» **PROBLEM TO WORK ON**
Narrow the data below down to the lines containing "ended".

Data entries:
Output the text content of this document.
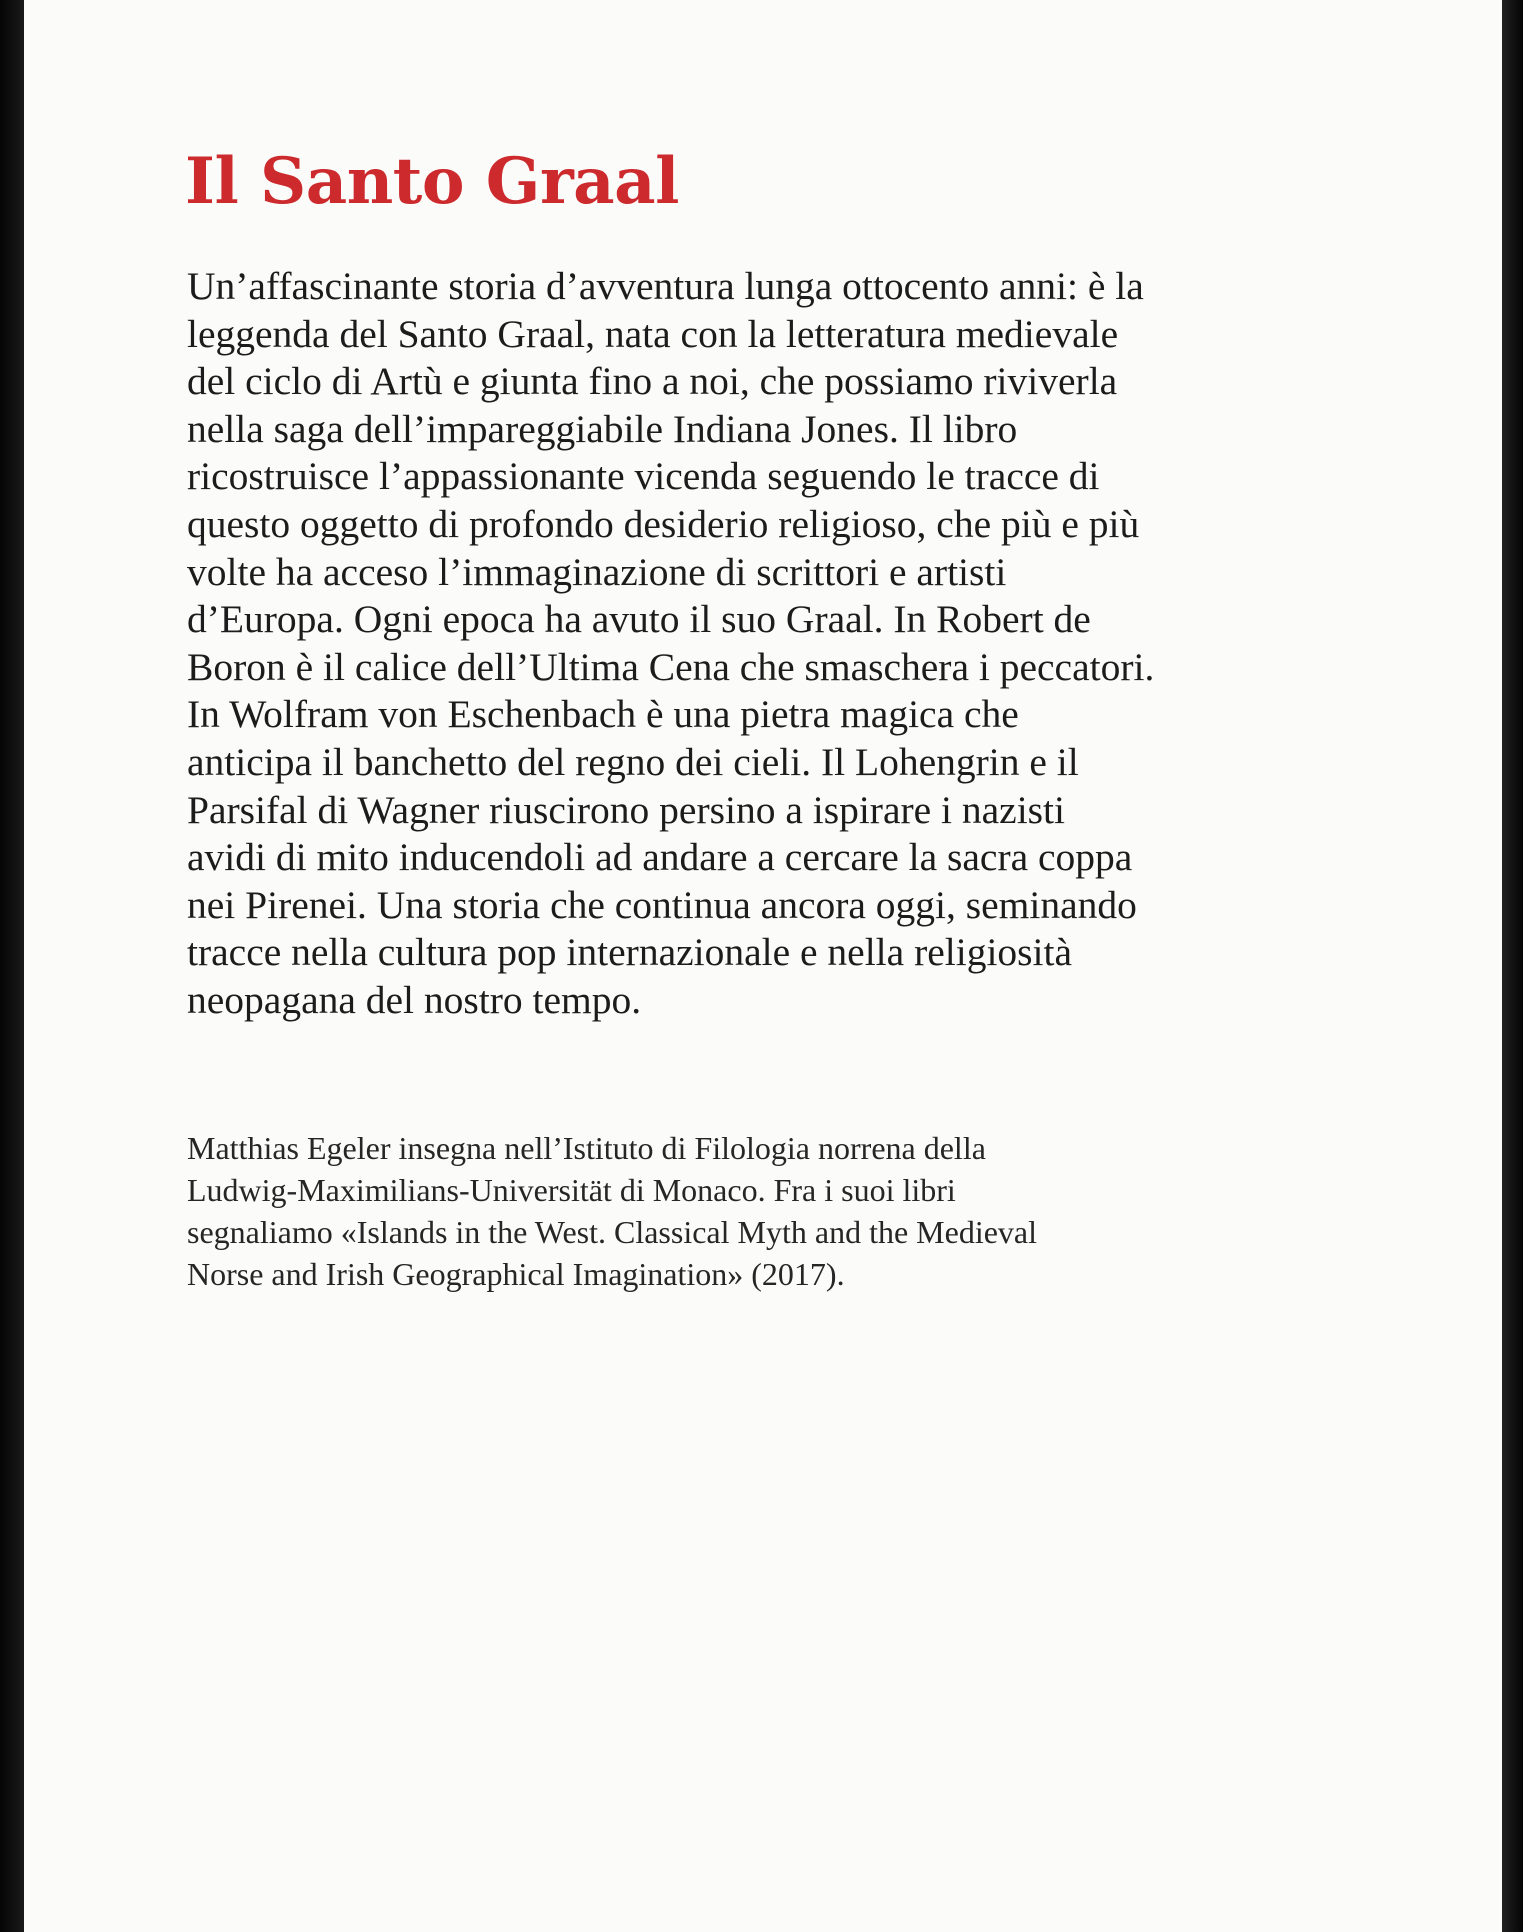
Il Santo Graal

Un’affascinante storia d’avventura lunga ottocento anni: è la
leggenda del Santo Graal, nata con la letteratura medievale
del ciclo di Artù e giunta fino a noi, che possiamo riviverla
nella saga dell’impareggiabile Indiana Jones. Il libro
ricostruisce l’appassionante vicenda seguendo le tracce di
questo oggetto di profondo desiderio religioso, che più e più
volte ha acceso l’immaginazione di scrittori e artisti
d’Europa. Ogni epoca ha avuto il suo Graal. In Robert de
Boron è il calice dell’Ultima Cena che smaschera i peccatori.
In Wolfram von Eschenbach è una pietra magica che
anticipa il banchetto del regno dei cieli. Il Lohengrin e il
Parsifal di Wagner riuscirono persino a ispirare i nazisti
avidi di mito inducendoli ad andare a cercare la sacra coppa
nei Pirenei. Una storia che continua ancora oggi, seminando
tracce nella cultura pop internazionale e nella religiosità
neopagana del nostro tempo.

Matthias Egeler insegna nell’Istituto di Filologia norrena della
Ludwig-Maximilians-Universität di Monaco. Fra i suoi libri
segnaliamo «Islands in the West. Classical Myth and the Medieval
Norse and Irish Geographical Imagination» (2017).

...

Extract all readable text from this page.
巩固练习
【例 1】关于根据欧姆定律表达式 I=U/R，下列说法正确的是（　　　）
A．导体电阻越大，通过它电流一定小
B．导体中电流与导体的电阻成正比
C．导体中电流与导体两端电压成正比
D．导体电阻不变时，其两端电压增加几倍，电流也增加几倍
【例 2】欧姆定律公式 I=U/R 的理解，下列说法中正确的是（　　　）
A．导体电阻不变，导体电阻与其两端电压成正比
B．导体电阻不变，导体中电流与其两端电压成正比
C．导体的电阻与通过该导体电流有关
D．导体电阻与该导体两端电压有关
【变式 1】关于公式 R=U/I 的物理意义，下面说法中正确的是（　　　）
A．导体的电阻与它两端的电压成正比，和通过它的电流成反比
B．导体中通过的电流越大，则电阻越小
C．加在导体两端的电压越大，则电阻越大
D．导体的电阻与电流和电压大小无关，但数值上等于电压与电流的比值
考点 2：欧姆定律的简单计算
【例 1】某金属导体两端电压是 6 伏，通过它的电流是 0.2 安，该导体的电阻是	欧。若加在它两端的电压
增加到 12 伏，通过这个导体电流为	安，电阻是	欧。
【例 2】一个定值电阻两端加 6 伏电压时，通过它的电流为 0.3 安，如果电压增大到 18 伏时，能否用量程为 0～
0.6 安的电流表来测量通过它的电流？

* * *

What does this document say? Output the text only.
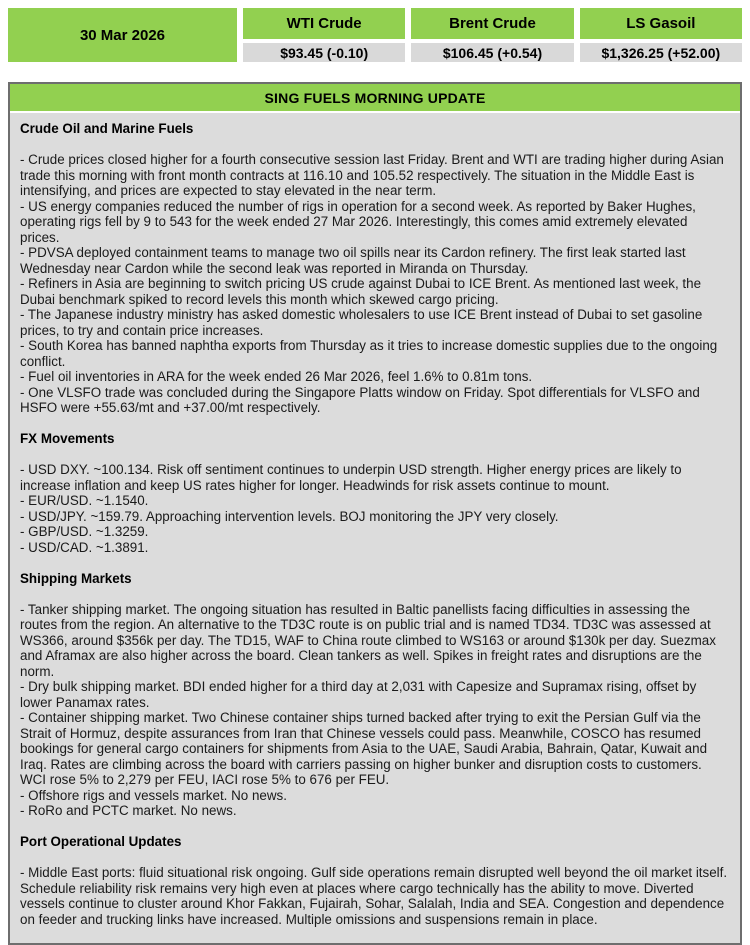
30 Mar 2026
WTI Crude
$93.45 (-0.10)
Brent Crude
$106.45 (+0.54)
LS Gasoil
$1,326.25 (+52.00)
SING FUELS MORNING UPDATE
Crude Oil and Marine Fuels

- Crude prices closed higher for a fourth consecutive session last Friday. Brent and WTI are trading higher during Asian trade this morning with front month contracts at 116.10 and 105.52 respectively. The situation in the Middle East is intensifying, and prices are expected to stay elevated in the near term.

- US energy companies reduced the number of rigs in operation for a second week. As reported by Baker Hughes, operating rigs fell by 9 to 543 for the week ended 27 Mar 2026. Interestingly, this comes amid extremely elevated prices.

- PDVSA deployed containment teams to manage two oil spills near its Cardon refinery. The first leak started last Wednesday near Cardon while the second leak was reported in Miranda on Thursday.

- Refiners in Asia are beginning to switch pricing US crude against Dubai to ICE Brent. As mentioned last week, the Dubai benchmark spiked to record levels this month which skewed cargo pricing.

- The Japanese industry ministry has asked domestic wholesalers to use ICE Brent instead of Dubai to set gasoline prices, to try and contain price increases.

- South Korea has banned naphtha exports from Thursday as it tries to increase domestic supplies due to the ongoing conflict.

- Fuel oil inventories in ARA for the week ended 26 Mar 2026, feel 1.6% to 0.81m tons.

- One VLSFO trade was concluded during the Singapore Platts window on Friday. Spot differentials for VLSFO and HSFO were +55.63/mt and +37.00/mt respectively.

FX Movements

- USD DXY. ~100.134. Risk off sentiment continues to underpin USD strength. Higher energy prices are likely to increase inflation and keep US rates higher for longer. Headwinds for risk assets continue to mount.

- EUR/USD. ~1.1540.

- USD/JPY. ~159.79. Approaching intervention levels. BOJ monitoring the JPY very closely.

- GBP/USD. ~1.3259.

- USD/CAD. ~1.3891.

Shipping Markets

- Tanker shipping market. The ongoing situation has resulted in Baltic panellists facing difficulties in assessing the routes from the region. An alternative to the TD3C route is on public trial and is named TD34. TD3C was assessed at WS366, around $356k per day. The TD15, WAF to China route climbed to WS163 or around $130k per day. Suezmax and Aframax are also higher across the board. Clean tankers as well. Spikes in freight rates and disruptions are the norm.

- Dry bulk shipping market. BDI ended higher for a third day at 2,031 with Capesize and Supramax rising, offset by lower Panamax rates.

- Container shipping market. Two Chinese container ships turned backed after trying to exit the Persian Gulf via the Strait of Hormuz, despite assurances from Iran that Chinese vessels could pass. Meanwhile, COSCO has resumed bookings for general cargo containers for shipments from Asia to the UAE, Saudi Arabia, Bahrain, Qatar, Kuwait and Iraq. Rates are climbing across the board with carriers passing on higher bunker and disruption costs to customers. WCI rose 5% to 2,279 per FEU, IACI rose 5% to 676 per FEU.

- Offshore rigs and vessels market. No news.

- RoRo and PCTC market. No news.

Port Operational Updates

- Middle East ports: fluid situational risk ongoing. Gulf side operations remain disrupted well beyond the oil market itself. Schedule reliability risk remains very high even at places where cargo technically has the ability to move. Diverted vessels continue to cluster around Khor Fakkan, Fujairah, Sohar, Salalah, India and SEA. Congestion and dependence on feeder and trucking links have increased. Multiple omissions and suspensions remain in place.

» **WRITTEN ANSWER**
- US energy companies reduced the number of rigs in operation for a second week. As reported by Baker Hughes, operating rigs fell by 9 to 543 for the week ended 27 Mar 2026. Interestingly, this comes amid extremely elevated prices.
- Fuel oil inventories in ARA for the week ended 26 Mar 2026, feel 1.6% to 0.81m tons.
- Dry bulk shipping market. BDI ended higher for a third day at 2,031 with Capesize and Supramax rising, offset by lower Panamax rates.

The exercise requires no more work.